■ What is being asked ■
Read the records and gather each line that includes "obedient".
※ ※ ※
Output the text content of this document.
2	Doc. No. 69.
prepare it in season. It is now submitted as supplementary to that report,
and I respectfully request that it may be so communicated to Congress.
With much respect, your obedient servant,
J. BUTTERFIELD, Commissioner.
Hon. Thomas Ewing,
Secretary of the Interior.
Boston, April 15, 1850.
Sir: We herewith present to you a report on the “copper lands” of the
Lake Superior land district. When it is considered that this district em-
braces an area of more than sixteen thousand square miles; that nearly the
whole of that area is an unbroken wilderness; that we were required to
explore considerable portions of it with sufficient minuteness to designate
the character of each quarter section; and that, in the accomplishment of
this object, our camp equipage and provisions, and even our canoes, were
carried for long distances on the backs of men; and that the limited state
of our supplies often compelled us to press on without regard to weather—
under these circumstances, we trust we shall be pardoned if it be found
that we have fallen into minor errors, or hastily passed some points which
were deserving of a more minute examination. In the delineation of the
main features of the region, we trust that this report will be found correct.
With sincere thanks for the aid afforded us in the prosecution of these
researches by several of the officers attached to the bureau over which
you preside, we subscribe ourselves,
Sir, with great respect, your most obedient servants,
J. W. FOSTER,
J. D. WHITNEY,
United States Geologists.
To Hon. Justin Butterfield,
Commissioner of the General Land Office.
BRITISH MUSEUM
※ ※ ※
■ Solution ■
With much respect, your obedient servant,
Sir, with great respect, your most obedient servants,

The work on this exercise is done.